# [Exercise task]
What follows are records. Restate all of them word for word.

Extracted records
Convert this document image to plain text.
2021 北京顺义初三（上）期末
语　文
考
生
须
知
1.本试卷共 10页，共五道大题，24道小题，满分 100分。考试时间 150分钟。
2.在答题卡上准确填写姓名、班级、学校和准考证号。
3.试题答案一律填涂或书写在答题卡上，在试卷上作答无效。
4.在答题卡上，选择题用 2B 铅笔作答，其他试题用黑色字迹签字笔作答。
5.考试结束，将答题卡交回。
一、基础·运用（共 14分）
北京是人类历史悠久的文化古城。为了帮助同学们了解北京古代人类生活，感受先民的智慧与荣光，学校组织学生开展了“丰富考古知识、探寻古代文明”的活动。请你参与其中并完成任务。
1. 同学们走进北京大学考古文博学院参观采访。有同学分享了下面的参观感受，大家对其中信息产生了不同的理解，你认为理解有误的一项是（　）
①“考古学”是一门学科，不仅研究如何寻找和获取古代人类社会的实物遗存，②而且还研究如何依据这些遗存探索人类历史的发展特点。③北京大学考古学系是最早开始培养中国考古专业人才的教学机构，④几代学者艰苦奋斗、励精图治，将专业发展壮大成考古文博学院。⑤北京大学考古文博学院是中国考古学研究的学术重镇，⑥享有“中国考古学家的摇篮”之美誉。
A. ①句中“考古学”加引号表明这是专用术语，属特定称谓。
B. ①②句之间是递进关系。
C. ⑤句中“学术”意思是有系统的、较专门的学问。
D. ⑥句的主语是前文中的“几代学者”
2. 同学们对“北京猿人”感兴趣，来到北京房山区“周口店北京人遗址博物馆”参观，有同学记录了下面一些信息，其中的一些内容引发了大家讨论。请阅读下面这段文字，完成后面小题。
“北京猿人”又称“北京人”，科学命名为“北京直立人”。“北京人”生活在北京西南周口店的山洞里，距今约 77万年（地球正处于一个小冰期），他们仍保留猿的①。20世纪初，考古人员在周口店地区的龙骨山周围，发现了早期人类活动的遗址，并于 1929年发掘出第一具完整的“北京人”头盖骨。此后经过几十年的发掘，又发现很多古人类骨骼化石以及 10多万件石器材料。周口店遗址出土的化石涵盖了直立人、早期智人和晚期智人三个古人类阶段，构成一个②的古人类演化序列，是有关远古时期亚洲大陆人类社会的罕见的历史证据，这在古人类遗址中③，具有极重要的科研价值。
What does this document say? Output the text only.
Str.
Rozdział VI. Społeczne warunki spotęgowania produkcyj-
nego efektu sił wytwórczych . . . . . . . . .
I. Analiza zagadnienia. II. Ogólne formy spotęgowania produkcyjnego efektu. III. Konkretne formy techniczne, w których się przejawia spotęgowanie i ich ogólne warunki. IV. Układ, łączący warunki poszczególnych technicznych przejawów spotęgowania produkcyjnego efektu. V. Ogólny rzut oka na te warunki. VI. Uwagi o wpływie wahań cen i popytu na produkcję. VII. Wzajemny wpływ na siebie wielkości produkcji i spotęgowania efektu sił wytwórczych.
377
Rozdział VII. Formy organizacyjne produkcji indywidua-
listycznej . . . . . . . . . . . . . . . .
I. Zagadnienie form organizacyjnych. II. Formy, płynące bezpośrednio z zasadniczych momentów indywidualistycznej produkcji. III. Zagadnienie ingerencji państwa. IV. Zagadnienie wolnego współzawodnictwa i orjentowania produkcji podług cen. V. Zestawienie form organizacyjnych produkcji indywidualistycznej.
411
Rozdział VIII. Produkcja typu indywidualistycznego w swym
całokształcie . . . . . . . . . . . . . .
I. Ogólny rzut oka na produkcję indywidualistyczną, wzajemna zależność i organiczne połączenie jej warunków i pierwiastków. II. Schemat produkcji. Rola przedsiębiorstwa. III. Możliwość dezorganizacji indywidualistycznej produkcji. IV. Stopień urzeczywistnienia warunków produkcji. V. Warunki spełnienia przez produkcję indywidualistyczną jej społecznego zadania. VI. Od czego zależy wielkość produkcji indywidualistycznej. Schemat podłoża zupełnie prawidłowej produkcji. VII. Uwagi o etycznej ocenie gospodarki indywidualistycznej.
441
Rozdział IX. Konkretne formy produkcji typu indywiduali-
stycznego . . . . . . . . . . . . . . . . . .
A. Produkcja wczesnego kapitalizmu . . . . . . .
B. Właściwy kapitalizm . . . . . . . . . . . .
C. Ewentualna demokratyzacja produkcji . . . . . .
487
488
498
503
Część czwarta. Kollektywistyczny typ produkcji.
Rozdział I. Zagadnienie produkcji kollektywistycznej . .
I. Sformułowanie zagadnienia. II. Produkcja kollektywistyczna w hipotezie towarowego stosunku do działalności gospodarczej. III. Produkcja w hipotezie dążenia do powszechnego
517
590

# [Answer in full]
Convert this document image to plain text.
2021 北京顺义初三（上）期末
语　文
考
生
须
知
1.本试卷共 10页，共五道大题，24道小题，满分 100分。考试时间 150分钟。
2.在答题卡上准确填写姓名、班级、学校和准考证号。
3.试题答案一律填涂或书写在答题卡上，在试卷上作答无效。
4.在答题卡上，选择题用 2B 铅笔作答，其他试题用黑色字迹签字笔作答。
5.考试结束，将答题卡交回。
一、基础·运用（共 14分）
北京是人类历史悠久的文化古城。为了帮助同学们了解北京古代人类生活，感受先民的智慧与荣光，学校组织学生开展了“丰富考古知识、探寻古代文明”的活动。请你参与其中并完成任务。
1. 同学们走进北京大学考古文博学院参观采访。有同学分享了下面的参观感受，大家对其中信息产生了不同的理解，你认为理解有误的一项是（　）
①“考古学”是一门学科，不仅研究如何寻找和获取古代人类社会的实物遗存，②而且还研究如何依据这些遗存探索人类历史的发展特点。③北京大学考古学系是最早开始培养中国考古专业人才的教学机构，④几代学者艰苦奋斗、励精图治，将专业发展壮大成考古文博学院。⑤北京大学考古文博学院是中国考古学研究的学术重镇，⑥享有“中国考古学家的摇篮”之美誉。
A. ①句中“考古学”加引号表明这是专用术语，属特定称谓。
B. ①②句之间是递进关系。
C. ⑤句中“学术”意思是有系统的、较专门的学问。
D. ⑥句的主语是前文中的“几代学者”
2. 同学们对“北京猿人”感兴趣，来到北京房山区“周口店北京人遗址博物馆”参观，有同学记录了下面一些信息，其中的一些内容引发了大家讨论。请阅读下面这段文字，完成后面小题。
“北京猿人”又称“北京人”，科学命名为“北京直立人”。“北京人”生活在北京西南周口店的山洞里，距今约 77万年（地球正处于一个小冰期），他们仍保留猿的①。20世纪初，考古人员在周口店地区的龙骨山周围，发现了早期人类活动的遗址，并于 1929年发掘出第一具完整的“北京人”头盖骨。此后经过几十年的发掘，又发现很多古人类骨骼化石以及 10多万件石器材料。周口店遗址出土的化石涵盖了直立人、早期智人和晚期智人三个古人类阶段，构成一个②的古人类演化序列，是有关远古时期亚洲大陆人类社会的罕见的历史证据，这在古人类遗址中③，具有极重要的科研价值。
What does this document say? Output the text only.
Str.
Rozdział VI. Społeczne warunki spotęgowania produkcyj-
nego efektu sił wytwórczych . . . . . . . . .
I. Analiza zagadnienia. II. Ogólne formy spotęgowania produkcyjnego efektu. III. Konkretne formy techniczne, w których się przejawia spotęgowanie i ich ogólne warunki. IV. Układ, łączący warunki poszczególnych technicznych przejawów spotęgowania produkcyjnego efektu. V. Ogólny rzut oka na te warunki. VI. Uwagi o wpływie wahań cen i popytu na produkcję. VII. Wzajemny wpływ na siebie wielkości produkcji i spotęgowania efektu sił wytwórczych.
377
Rozdział VII. Formy organizacyjne produkcji indywidua-
listycznej . . . . . . . . . . . . . . . .
I. Zagadnienie form organizacyjnych. II. Formy, płynące bezpośrednio z zasadniczych momentów indywidualistycznej produkcji. III. Zagadnienie ingerencji państwa. IV. Zagadnienie wolnego współzawodnictwa i orjentowania produkcji podług cen. V. Zestawienie form organizacyjnych produkcji indywidualistycznej.
411
Rozdział VIII. Produkcja typu indywidualistycznego w swym
całokształcie . . . . . . . . . . . . . .
I. Ogólny rzut oka na produkcję indywidualistyczną, wzajemna zależność i organiczne połączenie jej warunków i pierwiastków. II. Schemat produkcji. Rola przedsiębiorstwa. III. Możliwość dezorganizacji indywidualistycznej produkcji. IV. Stopień urzeczywistnienia warunków produkcji. V. Warunki spełnienia przez produkcję indywidualistyczną jej społecznego zadania. VI. Od czego zależy wielkość produkcji indywidualistycznej. Schemat podłoża zupełnie prawidłowej produkcji. VII. Uwagi o etycznej ocenie gospodarki indywidualistycznej.
441
Rozdział IX. Konkretne formy produkcji typu indywiduali-
stycznego . . . . . . . . . . . . . . . . . .
A. Produkcja wczesnego kapitalizmu . . . . . . .
B. Właściwy kapitalizm . . . . . . . . . . . .
C. Ewentualna demokratyzacja produkcji . . . . . .
487
488
498
503
Część czwarta. Kollektywistyczny typ produkcji.
Rozdział I. Zagadnienie produkcji kollektywistycznej . .
I. Sformułowanie zagadnienia. II. Produkcja kollektywistyczna w hipotezie towarowego stosunku do działalności gospodarczej. III. Produkcja w hipotezie dążenia do powszechnego
517
590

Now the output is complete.